*Text provided*
- Founder: Kunwar Inderjit Singh
- Founded: October 1955
- Ideology: Populism
- Political position: Centre

= Samyukta Prajatantra Party =

Samyukta Prajatantra Party Nepal (संयुक्त प्रजातन्त्र पार्टी नेपाल, translation: United Democracy Party Nepal) was a political party in Nepal. The party was led by Kunwar Inderjit Singh.

== History ==
In October 1955, after his arrival from China, where he was in hiding after escaping from prison, Kunwar Inderjit Singh announced the formation of the United Democratic Party Nepal. The party was formed as a nationalist force that was an alternative to the parties that existed in the country.

On 26 July 1957, Dr. K.I. Singh was appointed as the prime minister by King Mahendra and told to form a coalition government. He failed to do so as other political parties distrusted him. He was sacked less than four months later by the king after he attempted to reform the palace secretariat.

Dataset rows
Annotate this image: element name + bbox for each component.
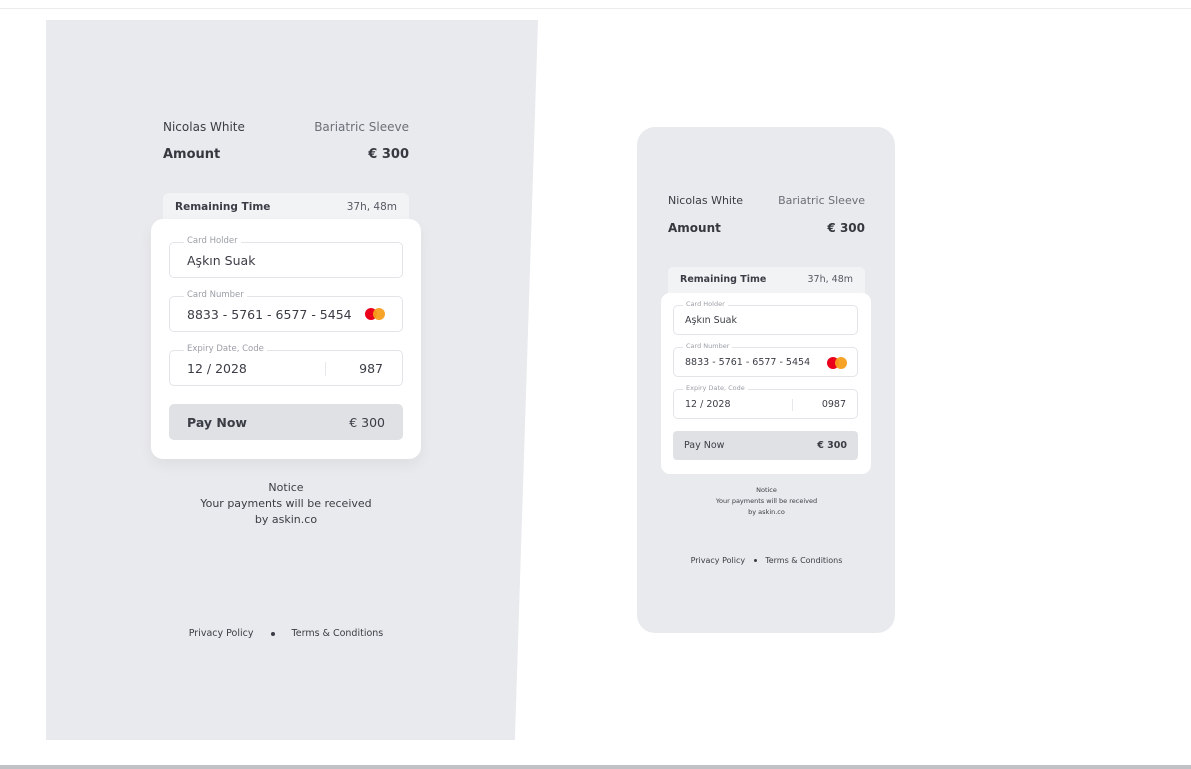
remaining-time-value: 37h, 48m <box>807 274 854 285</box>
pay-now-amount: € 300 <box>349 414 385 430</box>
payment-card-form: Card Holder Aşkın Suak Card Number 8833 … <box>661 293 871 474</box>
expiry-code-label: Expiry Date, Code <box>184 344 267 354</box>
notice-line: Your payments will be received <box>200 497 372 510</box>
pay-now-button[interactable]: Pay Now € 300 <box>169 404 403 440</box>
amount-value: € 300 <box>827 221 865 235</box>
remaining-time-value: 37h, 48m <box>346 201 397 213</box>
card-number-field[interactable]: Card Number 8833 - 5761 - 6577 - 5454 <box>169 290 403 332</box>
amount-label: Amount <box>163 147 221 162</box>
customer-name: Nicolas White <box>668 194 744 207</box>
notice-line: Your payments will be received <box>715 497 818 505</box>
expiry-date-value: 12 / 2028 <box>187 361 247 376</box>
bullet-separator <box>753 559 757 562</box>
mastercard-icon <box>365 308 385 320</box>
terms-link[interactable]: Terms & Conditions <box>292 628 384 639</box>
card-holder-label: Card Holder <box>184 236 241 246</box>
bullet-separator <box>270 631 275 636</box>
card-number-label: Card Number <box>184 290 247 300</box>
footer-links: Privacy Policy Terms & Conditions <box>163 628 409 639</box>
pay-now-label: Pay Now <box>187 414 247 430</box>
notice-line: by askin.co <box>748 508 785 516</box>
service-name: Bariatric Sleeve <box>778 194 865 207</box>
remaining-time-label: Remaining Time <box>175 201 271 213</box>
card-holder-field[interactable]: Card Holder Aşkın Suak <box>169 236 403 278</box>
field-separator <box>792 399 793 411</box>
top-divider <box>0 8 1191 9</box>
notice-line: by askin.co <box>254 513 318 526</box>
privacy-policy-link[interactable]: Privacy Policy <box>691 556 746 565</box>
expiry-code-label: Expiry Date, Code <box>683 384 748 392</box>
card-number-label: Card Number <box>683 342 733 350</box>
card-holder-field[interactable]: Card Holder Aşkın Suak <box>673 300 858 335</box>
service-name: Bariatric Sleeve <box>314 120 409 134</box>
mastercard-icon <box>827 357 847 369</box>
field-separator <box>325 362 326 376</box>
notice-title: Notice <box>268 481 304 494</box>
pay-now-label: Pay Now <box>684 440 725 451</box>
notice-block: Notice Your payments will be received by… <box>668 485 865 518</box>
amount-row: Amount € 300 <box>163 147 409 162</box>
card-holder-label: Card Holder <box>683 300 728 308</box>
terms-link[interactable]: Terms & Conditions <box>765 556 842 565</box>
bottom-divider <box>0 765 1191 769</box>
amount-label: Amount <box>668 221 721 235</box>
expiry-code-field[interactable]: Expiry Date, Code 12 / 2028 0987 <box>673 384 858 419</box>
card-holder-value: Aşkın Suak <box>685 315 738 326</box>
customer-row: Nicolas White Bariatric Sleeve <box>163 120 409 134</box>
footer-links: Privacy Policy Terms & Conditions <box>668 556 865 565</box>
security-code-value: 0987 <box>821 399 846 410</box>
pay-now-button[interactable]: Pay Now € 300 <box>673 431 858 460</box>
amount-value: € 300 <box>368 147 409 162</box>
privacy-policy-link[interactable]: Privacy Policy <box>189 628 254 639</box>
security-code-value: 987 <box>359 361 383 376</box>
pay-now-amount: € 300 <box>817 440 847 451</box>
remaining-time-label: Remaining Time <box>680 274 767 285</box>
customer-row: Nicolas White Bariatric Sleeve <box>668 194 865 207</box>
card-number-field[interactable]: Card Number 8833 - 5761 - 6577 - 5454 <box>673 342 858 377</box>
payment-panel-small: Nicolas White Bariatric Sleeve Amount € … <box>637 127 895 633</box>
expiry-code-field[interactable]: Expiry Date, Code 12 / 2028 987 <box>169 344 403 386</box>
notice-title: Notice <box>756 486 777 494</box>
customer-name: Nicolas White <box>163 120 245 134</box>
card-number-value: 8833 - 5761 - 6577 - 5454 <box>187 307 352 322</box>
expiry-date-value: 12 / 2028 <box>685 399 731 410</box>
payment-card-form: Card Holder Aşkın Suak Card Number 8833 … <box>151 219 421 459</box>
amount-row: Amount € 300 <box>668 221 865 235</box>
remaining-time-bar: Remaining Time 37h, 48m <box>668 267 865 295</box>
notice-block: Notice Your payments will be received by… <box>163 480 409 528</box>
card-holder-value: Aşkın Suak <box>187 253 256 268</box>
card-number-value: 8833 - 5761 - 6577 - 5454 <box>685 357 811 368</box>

*Task instructions*
Continue the article on the Samyukta Prajatantra Party from the point where it stops.

*Response to this exercise*
The party contested the first general elections in 1959, winning 5 seats to the House of Representatives. Party founder and chairman, Dr. K.I. Singh did not win his seat in the election. He accused the Nepali Congress-led interim government of interfering in the elections and called for the king to declare the elections invalid. The party formed the United Front with Tanka Prasad Acharya's Nepal Praja Parishad which had won two seats in the elections and the Prajatantrik Mahasabha led by Ranganath Sharma which had been unsuccessful in the elections. The United Front claimed to be the opposition to Nepali Congress-led government and said the opposition in the parliament, Nepal Rashtrabadi Gorkha Parishad was in Dr. K.I. Singh's own word "the same thing as the Congress" The United Democratic Party also managed to convince the two parliamentarians from Acharya's Nepal Praja Parishad to join the party. On 15 December 1960, King Mahendra dissolved the parliament and started his own direct rule, a move that Dr. K.I. Singh supported. All political parties were banned and the party-less Rastriya Panchayat served as the country's legislature.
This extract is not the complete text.